4.4.1.  iSCSI Architecture Model

   This section describes the part of the iSCSI Architecture Model that
   has the most bearing on the relationship between iSCSI and the SCSI
   Architecture Model.

      - Network Entity - represents a device or gateway that is
        accessible from the IP network.  A Network Entity must have one
        or more Network Portals (see the "Network Portal" item below),
        each of which can be used by some iSCSI nodes (see the next
        item) contained in that Network Entity to gain access to the IP
        network.

      - iSCSI Node - represents a single iSCSI initiator or iSCSI
        target, or an instance of each.  There are one or more iSCSI
        nodes within a Network Entity.  The iSCSI node is accessible via
        one or more Network Portals (see below).  An iSCSI node is
        identified by its iSCSI name (see Sections 4.2.7 and 13).  The
        separation of the iSCSI name from the addresses used by and for
        the iSCSI node allows multiple iSCSI nodes to use the same
        addresses and allows the same iSCSI node to use multiple
        addresses.

      - An alias string may also be associated with an iSCSI node.  The
        alias allows an organization to associate a user-friendly string
        with the iSCSI name.  However, the alias string is not a
        substitute for the iSCSI name.

THE TASKS:
[1] In the iSCSI architecture passage, why is an iSCSI node's name kept separate from the addresses it uses? Answer in one to three sentences.
[2] Convert the records from the line with "What elements are" through the line with "breadcrumb-home-link[interactable]: Home (2112, 388, 2179, 417)" into a numbered list, with blank lines left out.
The iSCSI passage and the records have nothing to do with each other.

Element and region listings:
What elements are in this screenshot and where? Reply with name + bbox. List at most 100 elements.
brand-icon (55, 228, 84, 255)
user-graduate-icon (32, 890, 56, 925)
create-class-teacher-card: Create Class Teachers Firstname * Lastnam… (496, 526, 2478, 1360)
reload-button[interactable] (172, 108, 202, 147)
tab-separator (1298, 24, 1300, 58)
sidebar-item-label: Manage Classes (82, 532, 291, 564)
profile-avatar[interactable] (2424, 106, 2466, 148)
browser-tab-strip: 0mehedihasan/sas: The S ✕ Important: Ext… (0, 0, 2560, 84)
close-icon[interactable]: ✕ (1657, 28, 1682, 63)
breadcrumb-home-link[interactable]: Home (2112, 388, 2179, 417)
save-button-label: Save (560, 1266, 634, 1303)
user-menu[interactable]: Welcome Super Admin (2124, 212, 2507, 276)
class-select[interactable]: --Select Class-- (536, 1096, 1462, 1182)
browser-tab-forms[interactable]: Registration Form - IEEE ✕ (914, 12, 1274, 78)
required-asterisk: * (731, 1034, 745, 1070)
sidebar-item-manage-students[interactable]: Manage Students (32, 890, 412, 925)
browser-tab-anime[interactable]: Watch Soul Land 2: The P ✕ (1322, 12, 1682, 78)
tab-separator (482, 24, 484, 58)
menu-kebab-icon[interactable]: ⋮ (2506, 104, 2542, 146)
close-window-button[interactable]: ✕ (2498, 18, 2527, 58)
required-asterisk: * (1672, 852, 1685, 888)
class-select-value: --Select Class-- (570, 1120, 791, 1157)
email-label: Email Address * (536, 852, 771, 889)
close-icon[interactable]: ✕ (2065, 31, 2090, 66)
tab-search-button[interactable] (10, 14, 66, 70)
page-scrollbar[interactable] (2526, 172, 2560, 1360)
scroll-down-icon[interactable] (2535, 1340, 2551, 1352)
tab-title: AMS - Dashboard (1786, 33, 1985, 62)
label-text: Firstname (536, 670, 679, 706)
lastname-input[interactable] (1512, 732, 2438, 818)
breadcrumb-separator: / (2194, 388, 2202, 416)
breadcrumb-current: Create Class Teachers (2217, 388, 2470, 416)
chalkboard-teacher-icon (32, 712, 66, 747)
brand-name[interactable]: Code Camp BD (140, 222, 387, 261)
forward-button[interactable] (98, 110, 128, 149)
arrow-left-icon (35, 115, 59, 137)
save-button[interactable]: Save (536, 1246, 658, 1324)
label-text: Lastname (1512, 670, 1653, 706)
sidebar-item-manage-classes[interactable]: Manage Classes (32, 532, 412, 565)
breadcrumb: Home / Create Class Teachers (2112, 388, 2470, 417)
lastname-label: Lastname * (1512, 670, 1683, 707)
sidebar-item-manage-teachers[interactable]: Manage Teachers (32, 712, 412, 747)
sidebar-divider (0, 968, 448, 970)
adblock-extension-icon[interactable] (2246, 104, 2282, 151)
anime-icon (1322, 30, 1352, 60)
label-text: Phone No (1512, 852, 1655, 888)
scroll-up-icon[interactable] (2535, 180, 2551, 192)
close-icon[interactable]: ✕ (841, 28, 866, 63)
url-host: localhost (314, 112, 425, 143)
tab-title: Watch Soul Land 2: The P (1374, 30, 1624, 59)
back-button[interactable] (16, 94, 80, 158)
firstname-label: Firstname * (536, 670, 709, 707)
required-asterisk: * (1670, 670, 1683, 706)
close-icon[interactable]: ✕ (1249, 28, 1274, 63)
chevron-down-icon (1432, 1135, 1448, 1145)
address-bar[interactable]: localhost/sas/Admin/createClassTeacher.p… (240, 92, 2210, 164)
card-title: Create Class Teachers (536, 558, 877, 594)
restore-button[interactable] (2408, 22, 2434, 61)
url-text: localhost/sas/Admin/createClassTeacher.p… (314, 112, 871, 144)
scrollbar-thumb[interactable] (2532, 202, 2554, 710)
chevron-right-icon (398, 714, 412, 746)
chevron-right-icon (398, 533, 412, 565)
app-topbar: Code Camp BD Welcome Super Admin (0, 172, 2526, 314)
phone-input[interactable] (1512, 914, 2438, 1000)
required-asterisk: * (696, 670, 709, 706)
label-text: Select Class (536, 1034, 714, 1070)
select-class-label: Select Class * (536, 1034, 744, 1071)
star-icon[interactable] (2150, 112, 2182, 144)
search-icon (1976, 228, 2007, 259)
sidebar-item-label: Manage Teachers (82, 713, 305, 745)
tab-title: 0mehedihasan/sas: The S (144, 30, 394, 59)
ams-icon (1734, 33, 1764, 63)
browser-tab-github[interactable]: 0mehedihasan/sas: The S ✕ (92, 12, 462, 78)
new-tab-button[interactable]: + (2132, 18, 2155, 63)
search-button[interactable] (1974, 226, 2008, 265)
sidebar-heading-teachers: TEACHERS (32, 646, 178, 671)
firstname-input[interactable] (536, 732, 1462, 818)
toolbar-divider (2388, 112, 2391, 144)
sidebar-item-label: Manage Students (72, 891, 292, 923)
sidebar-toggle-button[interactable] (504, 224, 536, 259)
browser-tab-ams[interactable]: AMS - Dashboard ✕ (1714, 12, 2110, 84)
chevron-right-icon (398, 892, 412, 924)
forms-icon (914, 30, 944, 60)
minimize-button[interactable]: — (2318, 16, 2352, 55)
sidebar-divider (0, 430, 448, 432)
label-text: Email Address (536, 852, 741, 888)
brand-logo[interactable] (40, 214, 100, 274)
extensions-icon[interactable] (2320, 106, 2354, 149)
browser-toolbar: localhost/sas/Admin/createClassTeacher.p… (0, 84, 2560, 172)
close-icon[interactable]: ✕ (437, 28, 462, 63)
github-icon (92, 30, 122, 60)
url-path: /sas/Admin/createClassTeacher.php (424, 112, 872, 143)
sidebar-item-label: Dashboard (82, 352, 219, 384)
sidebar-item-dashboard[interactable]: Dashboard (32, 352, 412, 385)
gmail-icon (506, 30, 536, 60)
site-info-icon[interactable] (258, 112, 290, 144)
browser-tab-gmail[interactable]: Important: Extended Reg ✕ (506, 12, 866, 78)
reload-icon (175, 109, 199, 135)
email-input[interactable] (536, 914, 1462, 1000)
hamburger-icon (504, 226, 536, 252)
--
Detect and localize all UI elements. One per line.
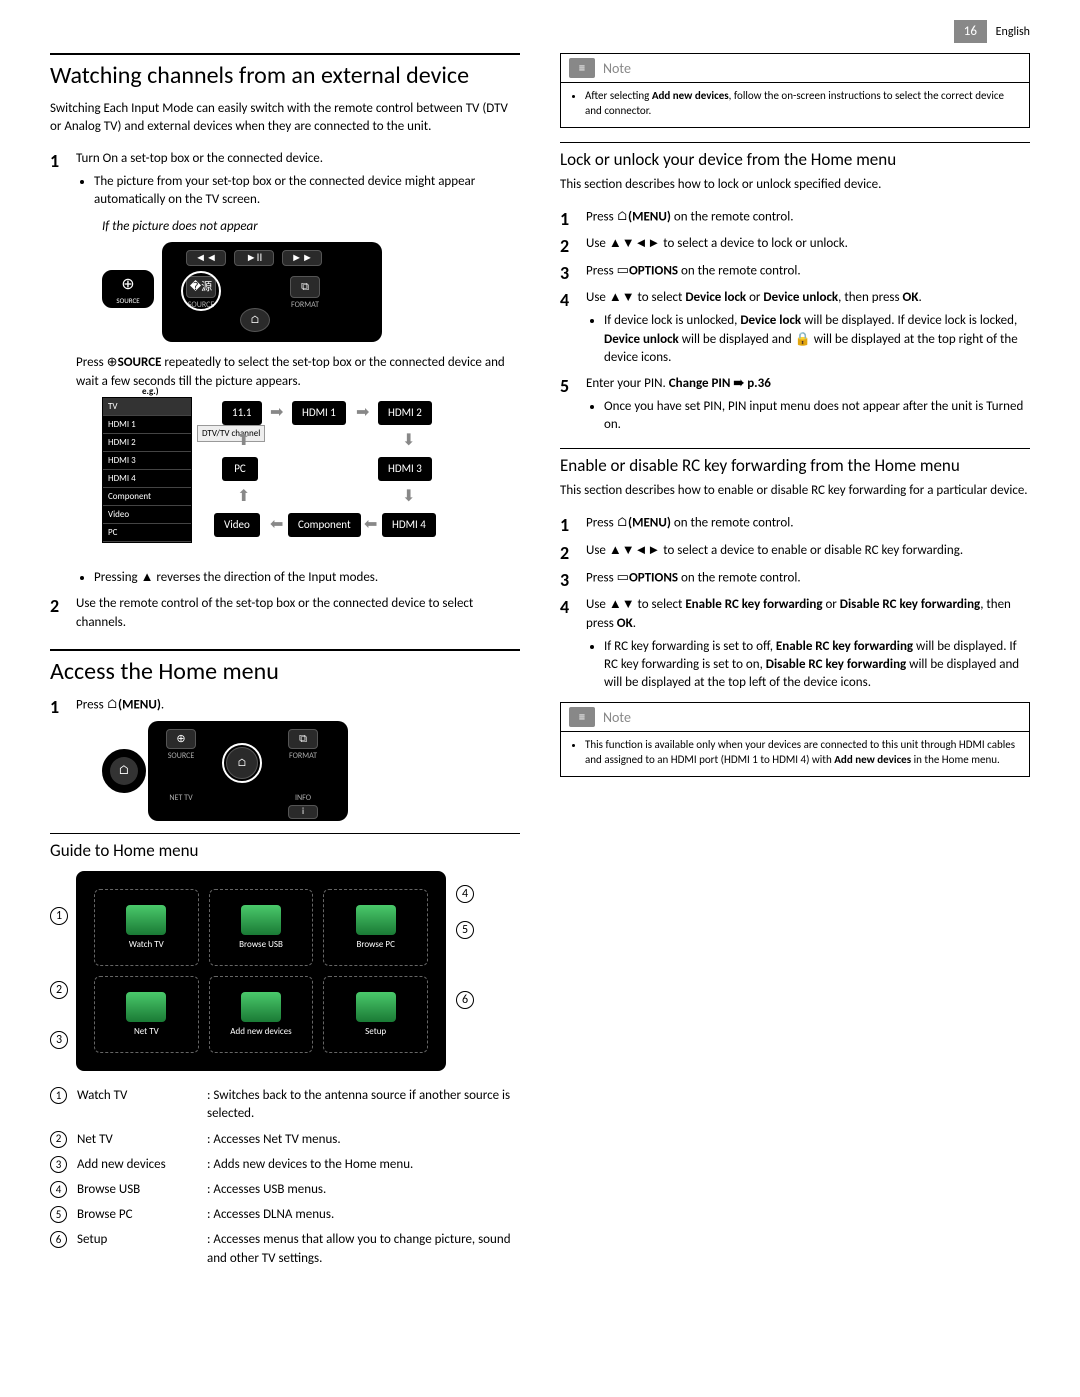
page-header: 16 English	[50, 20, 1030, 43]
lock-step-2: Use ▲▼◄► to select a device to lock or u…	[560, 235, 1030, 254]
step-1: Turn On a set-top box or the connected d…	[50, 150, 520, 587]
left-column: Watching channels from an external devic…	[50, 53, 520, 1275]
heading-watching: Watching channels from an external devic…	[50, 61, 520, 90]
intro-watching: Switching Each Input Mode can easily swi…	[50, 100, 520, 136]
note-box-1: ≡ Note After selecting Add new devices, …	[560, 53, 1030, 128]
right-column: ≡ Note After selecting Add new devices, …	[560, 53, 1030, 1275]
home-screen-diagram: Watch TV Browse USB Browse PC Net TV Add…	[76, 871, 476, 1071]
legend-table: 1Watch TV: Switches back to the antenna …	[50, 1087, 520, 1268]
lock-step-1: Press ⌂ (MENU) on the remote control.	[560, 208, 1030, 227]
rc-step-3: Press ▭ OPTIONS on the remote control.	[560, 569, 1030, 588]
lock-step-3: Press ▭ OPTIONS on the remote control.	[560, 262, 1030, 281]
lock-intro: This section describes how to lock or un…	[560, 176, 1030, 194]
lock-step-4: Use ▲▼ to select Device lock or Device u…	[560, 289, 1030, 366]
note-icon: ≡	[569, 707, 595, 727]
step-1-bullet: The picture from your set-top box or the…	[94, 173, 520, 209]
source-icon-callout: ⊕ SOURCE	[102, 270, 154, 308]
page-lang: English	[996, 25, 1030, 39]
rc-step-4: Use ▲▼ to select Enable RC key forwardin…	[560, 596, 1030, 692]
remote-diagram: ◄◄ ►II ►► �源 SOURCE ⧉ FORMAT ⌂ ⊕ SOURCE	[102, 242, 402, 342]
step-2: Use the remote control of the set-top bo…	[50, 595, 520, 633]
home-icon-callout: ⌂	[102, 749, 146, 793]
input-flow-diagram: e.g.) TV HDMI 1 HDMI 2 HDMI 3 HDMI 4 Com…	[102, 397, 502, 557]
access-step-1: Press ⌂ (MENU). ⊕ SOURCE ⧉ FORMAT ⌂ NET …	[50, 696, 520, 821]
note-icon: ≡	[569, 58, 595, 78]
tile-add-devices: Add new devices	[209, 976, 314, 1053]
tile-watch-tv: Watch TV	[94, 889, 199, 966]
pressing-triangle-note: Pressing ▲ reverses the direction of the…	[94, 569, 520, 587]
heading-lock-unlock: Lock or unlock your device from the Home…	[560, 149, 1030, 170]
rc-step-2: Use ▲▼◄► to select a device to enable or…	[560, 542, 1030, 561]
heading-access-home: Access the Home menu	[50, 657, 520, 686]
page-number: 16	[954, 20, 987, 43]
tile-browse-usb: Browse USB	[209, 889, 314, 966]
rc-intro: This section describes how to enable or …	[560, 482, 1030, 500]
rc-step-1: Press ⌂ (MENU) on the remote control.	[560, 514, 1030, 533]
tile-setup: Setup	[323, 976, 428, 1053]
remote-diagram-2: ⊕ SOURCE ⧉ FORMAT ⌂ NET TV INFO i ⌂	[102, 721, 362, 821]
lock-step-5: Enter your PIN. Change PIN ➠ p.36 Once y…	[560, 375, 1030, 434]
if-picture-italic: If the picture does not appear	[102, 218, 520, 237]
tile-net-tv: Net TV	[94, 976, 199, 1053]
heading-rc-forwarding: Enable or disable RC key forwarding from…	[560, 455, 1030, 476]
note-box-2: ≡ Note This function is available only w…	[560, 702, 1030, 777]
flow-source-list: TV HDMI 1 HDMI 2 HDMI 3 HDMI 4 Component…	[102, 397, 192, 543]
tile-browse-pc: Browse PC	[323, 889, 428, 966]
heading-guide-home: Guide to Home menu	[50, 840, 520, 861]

THE SOLUTIONS:
[1] Separating the iSCSI name from the addresses used by and for the node allows multiple iSCSI nodes to use the same addresses. It also allows the same iSCSI node to use multiple addresses.

[2]
1. What elements are in this screenshot and where? Reply with name + bbox. List at most 100 elements.
2. brand-icon (55, 228, 84, 255)
3. user-graduate-icon (32, 890, 56, 925)
4. create-class-teacher-card: Create Class Teachers Firstname * Lastnam… (496, 526, 2478, 1360)
5. reload-button[interactable] (172, 108, 202, 147)
6. tab-separator (1298, 24, 1300, 58)
7. sidebar-item-label: Manage Classes (82, 532, 291, 564)
8. profile-avatar[interactable] (2424, 106, 2466, 148)
9. browser-tab-strip: 0mehedihasan/sas: The S ✕ Important: Ext… (0, 0, 2560, 84)
10. close-icon[interactable]: ✕ (1657, 28, 1682, 63)
11. breadcrumb-home-link[interactable]: Home (2112, 388, 2179, 417)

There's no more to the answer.